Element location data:
↓↓↓
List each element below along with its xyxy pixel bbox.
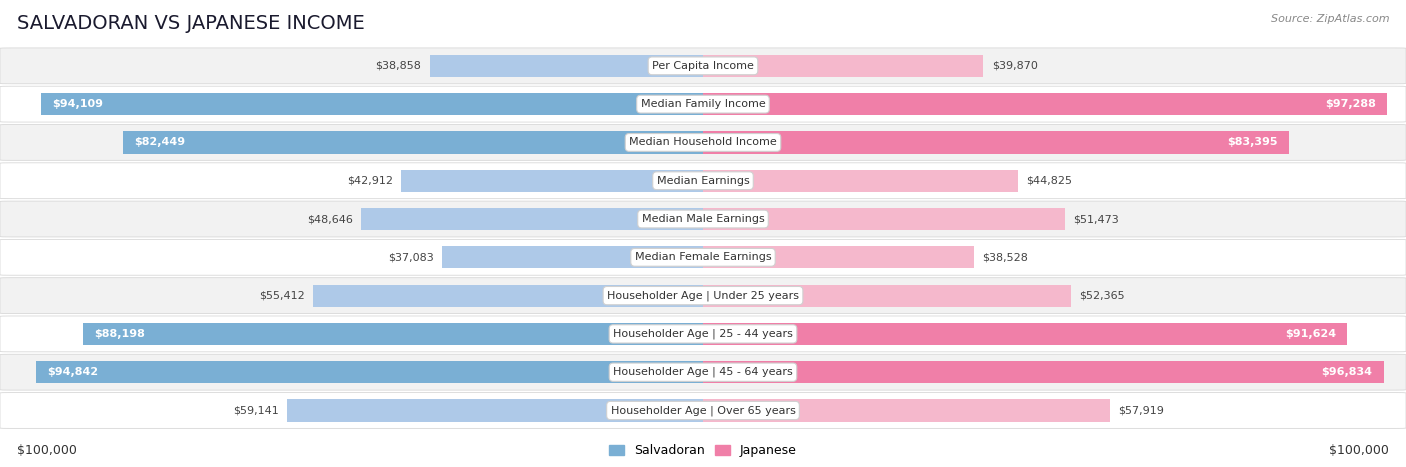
Text: $96,834: $96,834	[1322, 367, 1372, 377]
Bar	[703, 170, 1018, 192]
FancyBboxPatch shape	[0, 163, 1406, 198]
Bar	[703, 323, 1347, 345]
FancyBboxPatch shape	[0, 125, 1406, 160]
Text: Householder Age | 25 - 44 years: Householder Age | 25 - 44 years	[613, 329, 793, 339]
Text: Median Male Earnings: Median Male Earnings	[641, 214, 765, 224]
Text: Per Capita Income: Per Capita Income	[652, 61, 754, 71]
Text: Householder Age | 45 - 64 years: Householder Age | 45 - 64 years	[613, 367, 793, 377]
Bar	[703, 93, 1386, 115]
Text: $38,858: $38,858	[375, 61, 422, 71]
Bar	[41, 93, 703, 115]
Text: $42,912: $42,912	[347, 176, 392, 186]
Bar	[37, 361, 703, 383]
Bar	[703, 208, 1064, 230]
Text: Median Earnings: Median Earnings	[657, 176, 749, 186]
Bar	[703, 361, 1384, 383]
Text: $100,000: $100,000	[17, 444, 77, 457]
Text: $59,141: $59,141	[233, 405, 278, 416]
Text: Median Household Income: Median Household Income	[628, 137, 778, 148]
Bar	[287, 399, 703, 422]
Bar	[703, 131, 1289, 154]
Bar	[83, 323, 703, 345]
Text: $51,473: $51,473	[1073, 214, 1119, 224]
Bar	[430, 55, 703, 77]
Text: Median Female Earnings: Median Female Earnings	[634, 252, 772, 262]
FancyBboxPatch shape	[0, 278, 1406, 313]
Text: $91,624: $91,624	[1285, 329, 1336, 339]
FancyBboxPatch shape	[0, 393, 1406, 428]
Text: Householder Age | Over 65 years: Householder Age | Over 65 years	[610, 405, 796, 416]
Text: $44,825: $44,825	[1026, 176, 1073, 186]
FancyBboxPatch shape	[0, 354, 1406, 390]
Text: $39,870: $39,870	[991, 61, 1038, 71]
FancyBboxPatch shape	[0, 240, 1406, 275]
Text: $55,412: $55,412	[259, 290, 305, 301]
Text: $97,288: $97,288	[1324, 99, 1375, 109]
Text: $48,646: $48,646	[307, 214, 353, 224]
Text: $38,528: $38,528	[983, 252, 1028, 262]
Text: $37,083: $37,083	[388, 252, 434, 262]
Bar	[703, 246, 974, 269]
Text: $57,919: $57,919	[1119, 405, 1164, 416]
Text: $88,198: $88,198	[94, 329, 145, 339]
Text: Source: ZipAtlas.com: Source: ZipAtlas.com	[1271, 14, 1389, 24]
Bar	[401, 170, 703, 192]
FancyBboxPatch shape	[0, 316, 1406, 352]
Text: $52,365: $52,365	[1080, 290, 1125, 301]
Legend: Salvadoran, Japanese: Salvadoran, Japanese	[606, 440, 800, 461]
Text: $82,449: $82,449	[135, 137, 186, 148]
Bar	[314, 284, 703, 307]
Bar	[703, 55, 983, 77]
Text: $100,000: $100,000	[1329, 444, 1389, 457]
Bar	[703, 399, 1111, 422]
Text: Householder Age | Under 25 years: Householder Age | Under 25 years	[607, 290, 799, 301]
Bar	[703, 284, 1071, 307]
Text: Median Family Income: Median Family Income	[641, 99, 765, 109]
Text: $94,842: $94,842	[48, 367, 98, 377]
FancyBboxPatch shape	[0, 86, 1406, 122]
Text: $83,395: $83,395	[1227, 137, 1278, 148]
FancyBboxPatch shape	[0, 48, 1406, 84]
Bar	[124, 131, 703, 154]
Text: $94,109: $94,109	[52, 99, 104, 109]
Bar	[361, 208, 703, 230]
Bar	[443, 246, 703, 269]
Text: SALVADORAN VS JAPANESE INCOME: SALVADORAN VS JAPANESE INCOME	[17, 14, 364, 33]
FancyBboxPatch shape	[0, 201, 1406, 237]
↑↑↑
* Task statement *
Reproduce every line of the records word for word, omitting the pictures.

* Solved exercise *
List each element below along with its xyxy pixel bbox.
Text: $96,834: $96,834	[1322, 367, 1372, 377]
Bar	[703, 170, 1018, 192]
FancyBboxPatch shape	[0, 163, 1406, 198]
Bar	[703, 323, 1347, 345]
FancyBboxPatch shape	[0, 125, 1406, 160]
Text: Householder Age | 25 - 44 years: Householder Age | 25 - 44 years	[613, 329, 793, 339]
Text: Median Male Earnings: Median Male Earnings	[641, 214, 765, 224]
Text: Per Capita Income: Per Capita Income	[652, 61, 754, 71]
Text: Householder Age | 45 - 64 years: Householder Age | 45 - 64 years	[613, 367, 793, 377]
Bar	[703, 93, 1386, 115]
Text: $38,858: $38,858	[375, 61, 422, 71]
Bar	[41, 93, 703, 115]
Text: $42,912: $42,912	[347, 176, 392, 186]
Bar	[37, 361, 703, 383]
Bar	[703, 208, 1064, 230]
Text: Median Earnings: Median Earnings	[657, 176, 749, 186]
Bar	[703, 361, 1384, 383]
Text: $100,000: $100,000	[17, 444, 77, 457]
Text: $59,141: $59,141	[233, 405, 278, 416]
Text: Median Household Income: Median Household Income	[628, 137, 778, 148]
Bar	[287, 399, 703, 422]
Bar	[703, 131, 1289, 154]
Bar	[83, 323, 703, 345]
Text: $51,473: $51,473	[1073, 214, 1119, 224]
Bar	[430, 55, 703, 77]
Text: Median Female Earnings: Median Female Earnings	[634, 252, 772, 262]
FancyBboxPatch shape	[0, 278, 1406, 313]
Text: $91,624: $91,624	[1285, 329, 1336, 339]
FancyBboxPatch shape	[0, 393, 1406, 428]
Text: Householder Age | Over 65 years: Householder Age | Over 65 years	[610, 405, 796, 416]
Text: $44,825: $44,825	[1026, 176, 1073, 186]
FancyBboxPatch shape	[0, 354, 1406, 390]
Text: $39,870: $39,870	[991, 61, 1038, 71]
FancyBboxPatch shape	[0, 240, 1406, 275]
Text: $55,412: $55,412	[259, 290, 305, 301]
Text: $97,288: $97,288	[1324, 99, 1375, 109]
Text: $48,646: $48,646	[307, 214, 353, 224]
Text: $38,528: $38,528	[983, 252, 1028, 262]
Text: $37,083: $37,083	[388, 252, 434, 262]
Bar	[703, 246, 974, 269]
Text: $57,919: $57,919	[1119, 405, 1164, 416]
Text: $88,198: $88,198	[94, 329, 145, 339]
Text: Source: ZipAtlas.com: Source: ZipAtlas.com	[1271, 14, 1389, 24]
Bar	[401, 170, 703, 192]
FancyBboxPatch shape	[0, 316, 1406, 352]
Text: $52,365: $52,365	[1080, 290, 1125, 301]
Legend: Salvadoran, Japanese: Salvadoran, Japanese	[606, 440, 800, 461]
Text: $82,449: $82,449	[135, 137, 186, 148]
Bar	[314, 284, 703, 307]
Bar	[703, 55, 983, 77]
Text: $100,000: $100,000	[1329, 444, 1389, 457]
Bar	[703, 399, 1111, 422]
Text: Householder Age | Under 25 years: Householder Age | Under 25 years	[607, 290, 799, 301]
Bar	[703, 284, 1071, 307]
Text: Median Family Income: Median Family Income	[641, 99, 765, 109]
Text: $94,842: $94,842	[48, 367, 98, 377]
FancyBboxPatch shape	[0, 86, 1406, 122]
Text: $83,395: $83,395	[1227, 137, 1278, 148]
FancyBboxPatch shape	[0, 48, 1406, 84]
Bar	[124, 131, 703, 154]
Text: $94,109: $94,109	[52, 99, 104, 109]
Bar	[361, 208, 703, 230]
Bar	[443, 246, 703, 269]
Text: SALVADORAN VS JAPANESE INCOME: SALVADORAN VS JAPANESE INCOME	[17, 14, 364, 33]
FancyBboxPatch shape	[0, 201, 1406, 237]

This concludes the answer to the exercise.